» Instruction:
Gather every line below where "formation" appears.

» Data to process:
......

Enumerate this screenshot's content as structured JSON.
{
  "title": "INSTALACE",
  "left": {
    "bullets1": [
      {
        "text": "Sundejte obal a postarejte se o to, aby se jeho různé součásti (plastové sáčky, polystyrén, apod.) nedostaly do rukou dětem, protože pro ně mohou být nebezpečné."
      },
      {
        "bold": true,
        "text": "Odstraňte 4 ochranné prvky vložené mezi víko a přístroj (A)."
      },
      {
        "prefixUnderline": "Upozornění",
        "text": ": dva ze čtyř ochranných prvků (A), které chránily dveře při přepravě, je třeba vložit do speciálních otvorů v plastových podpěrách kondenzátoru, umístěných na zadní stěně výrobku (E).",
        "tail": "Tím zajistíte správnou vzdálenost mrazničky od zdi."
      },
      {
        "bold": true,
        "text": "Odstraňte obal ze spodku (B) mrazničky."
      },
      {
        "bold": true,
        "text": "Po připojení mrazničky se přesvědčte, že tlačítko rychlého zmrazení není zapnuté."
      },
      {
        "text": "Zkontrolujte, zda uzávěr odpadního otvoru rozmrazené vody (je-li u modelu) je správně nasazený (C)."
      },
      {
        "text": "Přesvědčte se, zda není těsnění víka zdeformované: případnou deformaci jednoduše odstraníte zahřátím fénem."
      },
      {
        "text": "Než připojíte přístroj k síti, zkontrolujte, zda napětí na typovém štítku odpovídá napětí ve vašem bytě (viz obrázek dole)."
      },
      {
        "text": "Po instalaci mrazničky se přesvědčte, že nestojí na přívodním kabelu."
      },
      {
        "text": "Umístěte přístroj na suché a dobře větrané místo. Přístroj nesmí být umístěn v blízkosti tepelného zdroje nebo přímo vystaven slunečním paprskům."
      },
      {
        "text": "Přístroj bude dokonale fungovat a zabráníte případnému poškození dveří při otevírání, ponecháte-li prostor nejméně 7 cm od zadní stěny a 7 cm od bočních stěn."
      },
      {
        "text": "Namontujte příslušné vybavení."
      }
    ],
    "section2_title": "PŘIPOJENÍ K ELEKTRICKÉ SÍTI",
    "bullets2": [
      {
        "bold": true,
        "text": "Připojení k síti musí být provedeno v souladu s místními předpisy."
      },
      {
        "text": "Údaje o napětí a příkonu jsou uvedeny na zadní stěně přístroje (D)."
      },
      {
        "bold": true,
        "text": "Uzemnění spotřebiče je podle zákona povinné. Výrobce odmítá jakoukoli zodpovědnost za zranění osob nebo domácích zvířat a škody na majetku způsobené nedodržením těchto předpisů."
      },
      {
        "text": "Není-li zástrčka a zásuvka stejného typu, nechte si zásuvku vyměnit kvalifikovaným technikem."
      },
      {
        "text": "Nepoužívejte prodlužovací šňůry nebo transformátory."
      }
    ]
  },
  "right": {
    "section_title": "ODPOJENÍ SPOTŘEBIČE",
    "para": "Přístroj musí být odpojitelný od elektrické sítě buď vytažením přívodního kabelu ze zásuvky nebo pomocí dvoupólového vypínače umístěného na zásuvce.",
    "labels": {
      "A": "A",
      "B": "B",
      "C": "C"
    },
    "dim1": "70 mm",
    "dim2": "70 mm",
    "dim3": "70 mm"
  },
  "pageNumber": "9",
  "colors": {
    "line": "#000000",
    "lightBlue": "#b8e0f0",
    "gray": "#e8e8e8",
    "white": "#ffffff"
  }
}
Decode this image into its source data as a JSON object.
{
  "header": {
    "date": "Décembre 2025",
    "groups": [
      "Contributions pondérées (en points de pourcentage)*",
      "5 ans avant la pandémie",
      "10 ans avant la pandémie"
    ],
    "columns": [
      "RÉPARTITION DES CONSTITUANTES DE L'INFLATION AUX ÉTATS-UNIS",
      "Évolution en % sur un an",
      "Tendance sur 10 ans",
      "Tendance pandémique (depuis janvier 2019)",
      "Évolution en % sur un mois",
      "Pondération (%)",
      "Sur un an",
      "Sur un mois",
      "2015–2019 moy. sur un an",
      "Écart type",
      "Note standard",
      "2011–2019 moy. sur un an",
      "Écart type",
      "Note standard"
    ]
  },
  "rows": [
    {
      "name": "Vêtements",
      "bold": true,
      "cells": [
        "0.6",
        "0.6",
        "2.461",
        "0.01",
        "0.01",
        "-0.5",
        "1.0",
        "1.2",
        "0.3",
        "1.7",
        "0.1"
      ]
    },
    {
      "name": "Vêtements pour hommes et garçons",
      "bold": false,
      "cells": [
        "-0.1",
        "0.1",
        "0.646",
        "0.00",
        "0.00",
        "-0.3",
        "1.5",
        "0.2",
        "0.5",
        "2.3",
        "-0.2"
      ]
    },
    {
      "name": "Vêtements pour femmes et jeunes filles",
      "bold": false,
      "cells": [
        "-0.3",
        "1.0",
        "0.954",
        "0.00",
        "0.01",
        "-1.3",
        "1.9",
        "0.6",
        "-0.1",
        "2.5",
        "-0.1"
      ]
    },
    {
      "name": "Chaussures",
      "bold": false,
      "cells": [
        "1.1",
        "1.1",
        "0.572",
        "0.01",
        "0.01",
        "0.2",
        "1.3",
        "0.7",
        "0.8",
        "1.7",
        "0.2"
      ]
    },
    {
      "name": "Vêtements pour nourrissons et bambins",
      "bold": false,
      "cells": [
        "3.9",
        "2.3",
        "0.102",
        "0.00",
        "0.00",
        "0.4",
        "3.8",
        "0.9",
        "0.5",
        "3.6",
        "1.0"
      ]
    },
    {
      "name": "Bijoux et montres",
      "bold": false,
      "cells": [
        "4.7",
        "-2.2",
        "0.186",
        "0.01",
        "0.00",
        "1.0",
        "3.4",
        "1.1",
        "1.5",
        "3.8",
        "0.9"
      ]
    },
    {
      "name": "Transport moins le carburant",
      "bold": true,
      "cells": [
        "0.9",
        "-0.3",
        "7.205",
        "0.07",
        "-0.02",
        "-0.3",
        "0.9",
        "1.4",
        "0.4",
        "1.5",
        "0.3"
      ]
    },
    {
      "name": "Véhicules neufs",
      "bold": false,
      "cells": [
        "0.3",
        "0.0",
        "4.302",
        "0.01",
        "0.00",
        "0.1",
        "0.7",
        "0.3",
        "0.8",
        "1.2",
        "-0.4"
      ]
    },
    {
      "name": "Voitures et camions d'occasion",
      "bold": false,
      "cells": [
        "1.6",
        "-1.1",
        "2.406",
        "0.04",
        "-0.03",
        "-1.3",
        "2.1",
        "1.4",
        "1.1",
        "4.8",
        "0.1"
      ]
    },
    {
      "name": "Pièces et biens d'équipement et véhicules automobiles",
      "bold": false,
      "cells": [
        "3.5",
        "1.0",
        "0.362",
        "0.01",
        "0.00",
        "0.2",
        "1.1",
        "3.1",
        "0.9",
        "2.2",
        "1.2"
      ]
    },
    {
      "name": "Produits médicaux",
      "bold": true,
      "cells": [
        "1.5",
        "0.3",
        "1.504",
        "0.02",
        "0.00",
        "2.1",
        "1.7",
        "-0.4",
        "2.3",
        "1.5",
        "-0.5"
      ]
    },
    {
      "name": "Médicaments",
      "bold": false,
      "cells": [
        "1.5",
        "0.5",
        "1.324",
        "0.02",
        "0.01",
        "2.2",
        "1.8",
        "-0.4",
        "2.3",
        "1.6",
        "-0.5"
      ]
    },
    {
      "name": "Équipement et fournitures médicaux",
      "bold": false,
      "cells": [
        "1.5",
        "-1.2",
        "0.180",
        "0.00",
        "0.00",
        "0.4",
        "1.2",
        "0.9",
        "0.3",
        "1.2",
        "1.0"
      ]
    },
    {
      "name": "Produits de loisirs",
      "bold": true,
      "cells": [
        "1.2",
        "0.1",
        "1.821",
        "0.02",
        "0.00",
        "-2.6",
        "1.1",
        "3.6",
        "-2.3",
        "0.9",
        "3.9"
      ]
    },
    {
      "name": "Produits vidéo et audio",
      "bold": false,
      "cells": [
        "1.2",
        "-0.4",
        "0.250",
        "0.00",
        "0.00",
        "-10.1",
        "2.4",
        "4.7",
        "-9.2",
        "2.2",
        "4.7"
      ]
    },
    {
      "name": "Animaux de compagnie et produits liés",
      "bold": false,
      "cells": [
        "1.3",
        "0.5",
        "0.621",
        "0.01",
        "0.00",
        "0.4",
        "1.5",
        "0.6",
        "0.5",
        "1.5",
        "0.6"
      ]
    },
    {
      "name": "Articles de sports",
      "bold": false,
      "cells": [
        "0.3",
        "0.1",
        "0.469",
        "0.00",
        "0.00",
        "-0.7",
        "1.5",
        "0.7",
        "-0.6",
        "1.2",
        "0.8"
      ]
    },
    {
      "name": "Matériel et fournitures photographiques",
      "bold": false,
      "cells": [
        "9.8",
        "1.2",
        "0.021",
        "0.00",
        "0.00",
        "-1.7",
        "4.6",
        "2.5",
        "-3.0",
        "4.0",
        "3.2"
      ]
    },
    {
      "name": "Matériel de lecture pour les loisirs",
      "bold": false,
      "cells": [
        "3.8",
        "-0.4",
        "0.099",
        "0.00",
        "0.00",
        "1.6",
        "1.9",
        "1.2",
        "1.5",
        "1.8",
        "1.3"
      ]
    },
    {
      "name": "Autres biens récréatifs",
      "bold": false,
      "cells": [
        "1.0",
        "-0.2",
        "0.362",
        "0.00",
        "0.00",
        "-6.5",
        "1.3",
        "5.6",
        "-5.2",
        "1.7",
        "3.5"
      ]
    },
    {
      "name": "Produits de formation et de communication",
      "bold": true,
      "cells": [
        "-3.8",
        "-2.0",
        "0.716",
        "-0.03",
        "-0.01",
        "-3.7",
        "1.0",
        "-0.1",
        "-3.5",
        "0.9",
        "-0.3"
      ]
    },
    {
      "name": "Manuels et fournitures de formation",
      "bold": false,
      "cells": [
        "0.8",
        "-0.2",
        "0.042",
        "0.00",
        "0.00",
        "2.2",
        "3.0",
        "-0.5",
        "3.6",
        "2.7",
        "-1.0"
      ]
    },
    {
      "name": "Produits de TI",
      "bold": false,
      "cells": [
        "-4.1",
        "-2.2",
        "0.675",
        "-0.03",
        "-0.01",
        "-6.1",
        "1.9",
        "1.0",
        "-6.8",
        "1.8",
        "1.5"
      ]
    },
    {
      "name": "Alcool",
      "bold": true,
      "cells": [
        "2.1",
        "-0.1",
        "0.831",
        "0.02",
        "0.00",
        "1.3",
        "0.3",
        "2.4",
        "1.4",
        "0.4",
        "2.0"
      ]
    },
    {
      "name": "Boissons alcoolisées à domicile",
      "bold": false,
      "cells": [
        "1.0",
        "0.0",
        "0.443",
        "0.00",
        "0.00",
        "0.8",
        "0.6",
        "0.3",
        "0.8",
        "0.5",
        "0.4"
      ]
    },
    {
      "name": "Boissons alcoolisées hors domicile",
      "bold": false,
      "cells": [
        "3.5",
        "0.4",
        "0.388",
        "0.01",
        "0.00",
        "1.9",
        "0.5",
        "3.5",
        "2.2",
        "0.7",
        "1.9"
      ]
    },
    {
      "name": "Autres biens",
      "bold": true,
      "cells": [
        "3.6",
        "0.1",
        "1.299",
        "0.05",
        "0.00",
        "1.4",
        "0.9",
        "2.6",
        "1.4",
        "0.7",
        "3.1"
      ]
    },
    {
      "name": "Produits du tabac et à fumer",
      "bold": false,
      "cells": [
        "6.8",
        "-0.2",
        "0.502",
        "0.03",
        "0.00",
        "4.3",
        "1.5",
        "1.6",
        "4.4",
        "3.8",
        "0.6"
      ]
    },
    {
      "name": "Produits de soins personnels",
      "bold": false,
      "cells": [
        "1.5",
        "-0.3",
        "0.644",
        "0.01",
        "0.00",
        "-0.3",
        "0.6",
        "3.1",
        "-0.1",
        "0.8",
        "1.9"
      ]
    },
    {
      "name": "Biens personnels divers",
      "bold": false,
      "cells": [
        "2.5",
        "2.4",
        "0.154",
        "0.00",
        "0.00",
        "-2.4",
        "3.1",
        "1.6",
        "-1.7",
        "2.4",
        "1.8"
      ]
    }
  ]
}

......

» Answer to the problem:
      "name": "Produits de formation et de communication",
      "name": "Manuels et fournitures de formation",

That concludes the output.